> [Problem to solve]:
Find each line with the word "temperature" in it, then give the total alone.

> [Given records]:
......
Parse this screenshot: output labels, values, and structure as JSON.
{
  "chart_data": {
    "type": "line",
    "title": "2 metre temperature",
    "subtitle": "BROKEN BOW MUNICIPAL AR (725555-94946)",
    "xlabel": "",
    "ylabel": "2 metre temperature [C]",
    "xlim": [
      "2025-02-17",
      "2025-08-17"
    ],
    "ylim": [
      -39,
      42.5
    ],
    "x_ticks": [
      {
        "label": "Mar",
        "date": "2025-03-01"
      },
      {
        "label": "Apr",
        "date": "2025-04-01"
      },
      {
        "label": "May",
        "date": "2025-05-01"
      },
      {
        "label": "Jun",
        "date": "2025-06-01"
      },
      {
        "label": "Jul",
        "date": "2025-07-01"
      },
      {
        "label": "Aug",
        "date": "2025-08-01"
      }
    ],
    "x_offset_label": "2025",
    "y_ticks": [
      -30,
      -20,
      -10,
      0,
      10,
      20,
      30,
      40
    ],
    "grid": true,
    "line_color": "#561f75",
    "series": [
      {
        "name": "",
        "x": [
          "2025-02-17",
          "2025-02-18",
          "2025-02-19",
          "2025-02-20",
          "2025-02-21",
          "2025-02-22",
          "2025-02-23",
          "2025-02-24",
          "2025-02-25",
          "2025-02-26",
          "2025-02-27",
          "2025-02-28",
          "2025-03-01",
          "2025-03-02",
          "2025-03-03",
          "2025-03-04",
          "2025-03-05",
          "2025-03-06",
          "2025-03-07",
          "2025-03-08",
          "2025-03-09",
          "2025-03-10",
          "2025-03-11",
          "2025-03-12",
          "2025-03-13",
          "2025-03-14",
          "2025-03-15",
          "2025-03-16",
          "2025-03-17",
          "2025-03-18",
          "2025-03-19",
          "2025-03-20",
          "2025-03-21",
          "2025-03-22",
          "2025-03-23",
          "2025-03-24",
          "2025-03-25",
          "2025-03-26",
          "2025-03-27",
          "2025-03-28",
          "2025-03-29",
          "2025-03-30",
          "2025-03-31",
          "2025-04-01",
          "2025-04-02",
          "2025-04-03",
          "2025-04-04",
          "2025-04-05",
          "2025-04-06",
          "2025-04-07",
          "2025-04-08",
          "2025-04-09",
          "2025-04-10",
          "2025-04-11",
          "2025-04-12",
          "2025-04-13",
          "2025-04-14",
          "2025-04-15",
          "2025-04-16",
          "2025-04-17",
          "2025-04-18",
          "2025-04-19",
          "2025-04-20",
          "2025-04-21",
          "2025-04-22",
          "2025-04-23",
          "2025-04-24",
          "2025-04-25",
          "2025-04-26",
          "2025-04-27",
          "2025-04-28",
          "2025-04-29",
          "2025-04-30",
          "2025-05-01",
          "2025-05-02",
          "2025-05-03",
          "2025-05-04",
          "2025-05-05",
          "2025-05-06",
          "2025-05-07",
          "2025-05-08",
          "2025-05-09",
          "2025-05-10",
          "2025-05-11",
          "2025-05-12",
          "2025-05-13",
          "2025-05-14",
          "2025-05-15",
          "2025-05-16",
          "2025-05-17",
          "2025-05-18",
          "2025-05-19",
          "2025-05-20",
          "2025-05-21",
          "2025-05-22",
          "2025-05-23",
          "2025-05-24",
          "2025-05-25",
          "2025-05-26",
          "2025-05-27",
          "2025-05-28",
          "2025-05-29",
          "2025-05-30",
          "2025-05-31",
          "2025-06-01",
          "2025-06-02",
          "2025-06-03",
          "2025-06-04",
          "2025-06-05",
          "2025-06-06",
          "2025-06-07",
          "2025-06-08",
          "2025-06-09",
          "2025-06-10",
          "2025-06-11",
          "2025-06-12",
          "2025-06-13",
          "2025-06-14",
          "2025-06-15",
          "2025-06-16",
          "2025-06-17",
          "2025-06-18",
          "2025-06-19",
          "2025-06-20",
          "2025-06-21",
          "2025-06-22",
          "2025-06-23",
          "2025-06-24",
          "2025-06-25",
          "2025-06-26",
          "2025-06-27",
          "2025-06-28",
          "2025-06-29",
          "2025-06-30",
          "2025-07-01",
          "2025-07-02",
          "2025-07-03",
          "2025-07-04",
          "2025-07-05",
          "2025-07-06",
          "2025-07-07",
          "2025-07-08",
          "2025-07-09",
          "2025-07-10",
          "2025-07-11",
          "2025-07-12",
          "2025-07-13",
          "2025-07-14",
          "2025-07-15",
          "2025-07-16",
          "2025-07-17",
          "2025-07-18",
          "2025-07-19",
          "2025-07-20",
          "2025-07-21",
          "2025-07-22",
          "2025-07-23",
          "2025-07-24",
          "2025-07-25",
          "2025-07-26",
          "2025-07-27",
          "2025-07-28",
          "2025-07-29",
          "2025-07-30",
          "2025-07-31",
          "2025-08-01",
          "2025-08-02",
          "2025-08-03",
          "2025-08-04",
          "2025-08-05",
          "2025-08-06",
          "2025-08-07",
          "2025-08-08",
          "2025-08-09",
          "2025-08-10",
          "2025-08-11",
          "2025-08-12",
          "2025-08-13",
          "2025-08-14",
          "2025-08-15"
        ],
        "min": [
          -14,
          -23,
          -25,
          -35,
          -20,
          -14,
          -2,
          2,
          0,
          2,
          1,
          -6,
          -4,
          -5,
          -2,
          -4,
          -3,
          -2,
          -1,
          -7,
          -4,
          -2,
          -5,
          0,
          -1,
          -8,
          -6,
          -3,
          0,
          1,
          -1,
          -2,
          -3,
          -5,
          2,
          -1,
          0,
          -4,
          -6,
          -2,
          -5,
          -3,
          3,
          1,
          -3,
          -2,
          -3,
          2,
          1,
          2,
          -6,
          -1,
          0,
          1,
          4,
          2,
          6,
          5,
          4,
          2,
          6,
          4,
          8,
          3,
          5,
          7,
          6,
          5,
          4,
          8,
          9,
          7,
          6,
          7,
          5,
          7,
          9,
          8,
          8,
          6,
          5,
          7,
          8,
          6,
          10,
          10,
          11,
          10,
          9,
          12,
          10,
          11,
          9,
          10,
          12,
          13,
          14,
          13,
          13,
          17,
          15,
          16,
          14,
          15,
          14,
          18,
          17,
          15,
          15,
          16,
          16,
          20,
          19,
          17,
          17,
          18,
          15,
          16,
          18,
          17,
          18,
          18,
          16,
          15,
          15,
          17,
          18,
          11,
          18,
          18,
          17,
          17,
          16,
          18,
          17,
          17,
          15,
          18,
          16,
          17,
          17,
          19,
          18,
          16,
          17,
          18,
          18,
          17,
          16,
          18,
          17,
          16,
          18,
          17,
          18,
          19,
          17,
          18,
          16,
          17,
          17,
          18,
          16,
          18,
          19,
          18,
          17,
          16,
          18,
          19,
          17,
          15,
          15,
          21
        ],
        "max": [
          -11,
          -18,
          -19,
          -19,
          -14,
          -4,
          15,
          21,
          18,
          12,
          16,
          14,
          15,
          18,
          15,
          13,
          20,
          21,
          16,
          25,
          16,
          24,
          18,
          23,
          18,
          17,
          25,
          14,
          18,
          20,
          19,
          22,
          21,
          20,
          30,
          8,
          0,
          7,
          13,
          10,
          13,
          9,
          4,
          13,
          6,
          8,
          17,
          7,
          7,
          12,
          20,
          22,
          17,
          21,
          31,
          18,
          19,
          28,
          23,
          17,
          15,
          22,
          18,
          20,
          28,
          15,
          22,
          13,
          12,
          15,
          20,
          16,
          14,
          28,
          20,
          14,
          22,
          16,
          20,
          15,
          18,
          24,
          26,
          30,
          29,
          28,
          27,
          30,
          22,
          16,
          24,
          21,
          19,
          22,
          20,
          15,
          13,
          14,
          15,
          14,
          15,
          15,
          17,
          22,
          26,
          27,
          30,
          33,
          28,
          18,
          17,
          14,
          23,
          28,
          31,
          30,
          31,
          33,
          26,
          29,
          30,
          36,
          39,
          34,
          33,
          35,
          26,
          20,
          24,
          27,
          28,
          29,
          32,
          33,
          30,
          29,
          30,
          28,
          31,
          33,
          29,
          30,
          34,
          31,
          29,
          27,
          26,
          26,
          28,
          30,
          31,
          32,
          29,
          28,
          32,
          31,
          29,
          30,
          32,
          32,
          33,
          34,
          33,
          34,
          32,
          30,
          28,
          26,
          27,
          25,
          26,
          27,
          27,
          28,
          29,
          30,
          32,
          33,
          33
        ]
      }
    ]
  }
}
......
> [Exercise solution]:
2